- WHAT YOU HAVE TO DO
Nothing in the records may be left out or altered; reproduce them all exactly.

Dataset records
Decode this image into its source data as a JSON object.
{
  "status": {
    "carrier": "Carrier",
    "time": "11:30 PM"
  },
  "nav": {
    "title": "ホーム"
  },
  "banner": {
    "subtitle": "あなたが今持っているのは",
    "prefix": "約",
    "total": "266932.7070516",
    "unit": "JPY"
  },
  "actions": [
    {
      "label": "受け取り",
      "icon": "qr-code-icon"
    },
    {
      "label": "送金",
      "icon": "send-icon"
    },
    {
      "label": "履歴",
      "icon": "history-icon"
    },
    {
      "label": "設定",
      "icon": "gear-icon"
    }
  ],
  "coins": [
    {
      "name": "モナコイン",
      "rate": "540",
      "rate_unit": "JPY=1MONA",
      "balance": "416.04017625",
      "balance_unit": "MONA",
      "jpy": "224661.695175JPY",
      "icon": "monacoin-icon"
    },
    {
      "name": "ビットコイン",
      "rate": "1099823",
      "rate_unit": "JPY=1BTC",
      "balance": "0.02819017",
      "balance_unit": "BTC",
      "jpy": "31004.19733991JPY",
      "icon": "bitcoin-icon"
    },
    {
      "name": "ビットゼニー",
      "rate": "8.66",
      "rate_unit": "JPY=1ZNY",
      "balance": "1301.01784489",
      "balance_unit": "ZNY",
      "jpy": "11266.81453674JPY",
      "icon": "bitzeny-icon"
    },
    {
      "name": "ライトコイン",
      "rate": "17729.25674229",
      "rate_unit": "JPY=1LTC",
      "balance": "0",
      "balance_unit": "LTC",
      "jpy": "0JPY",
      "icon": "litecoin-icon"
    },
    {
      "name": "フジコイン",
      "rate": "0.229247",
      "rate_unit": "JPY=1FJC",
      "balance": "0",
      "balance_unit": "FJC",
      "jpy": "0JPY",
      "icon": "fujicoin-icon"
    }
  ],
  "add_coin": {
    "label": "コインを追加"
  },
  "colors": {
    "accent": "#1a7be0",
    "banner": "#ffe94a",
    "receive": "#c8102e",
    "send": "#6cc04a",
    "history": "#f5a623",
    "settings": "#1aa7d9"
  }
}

- OUTPUT OF THE TASK
Decode this image into its source data as a JSON object.
{
  "status": {
    "carrier": "Carrier",
    "time": "11:30 PM"
  },
  "nav": {
    "title": "ホーム"
  },
  "banner": {
    "subtitle": "あなたが今持っているのは",
    "prefix": "約",
    "total": "266932.7070516",
    "unit": "JPY"
  },
  "actions": [
    {
      "label": "受け取り",
      "icon": "qr-code-icon"
    },
    {
      "label": "送金",
      "icon": "send-icon"
    },
    {
      "label": "履歴",
      "icon": "history-icon"
    },
    {
      "label": "設定",
      "icon": "gear-icon"
    }
  ],
  "coins": [
    {
      "name": "モナコイン",
      "rate": "540",
      "rate_unit": "JPY=1MONA",
      "balance": "416.04017625",
      "balance_unit": "MONA",
      "jpy": "224661.695175JPY",
      "icon": "monacoin-icon"
    },
    {
      "name": "ビットコイン",
      "rate": "1099823",
      "rate_unit": "JPY=1BTC",
      "balance": "0.02819017",
      "balance_unit": "BTC",
      "jpy": "31004.19733991JPY",
      "icon": "bitcoin-icon"
    },
    {
      "name": "ビットゼニー",
      "rate": "8.66",
      "rate_unit": "JPY=1ZNY",
      "balance": "1301.01784489",
      "balance_unit": "ZNY",
      "jpy": "11266.81453674JPY",
      "icon": "bitzeny-icon"
    },
    {
      "name": "ライトコイン",
      "rate": "17729.25674229",
      "rate_unit": "JPY=1LTC",
      "balance": "0",
      "balance_unit": "LTC",
      "jpy": "0JPY",
      "icon": "litecoin-icon"
    },
    {
      "name": "フジコイン",
      "rate": "0.229247",
      "rate_unit": "JPY=1FJC",
      "balance": "0",
      "balance_unit": "FJC",
      "jpy": "0JPY",
      "icon": "fujicoin-icon"
    }
  ],
  "add_coin": {
    "label": "コインを追加"
  },
  "colors": {
    "accent": "#1a7be0",
    "banner": "#ffe94a",
    "receive": "#c8102e",
    "send": "#6cc04a",
    "history": "#f5a623",
    "settings": "#1aa7d9"
  }
}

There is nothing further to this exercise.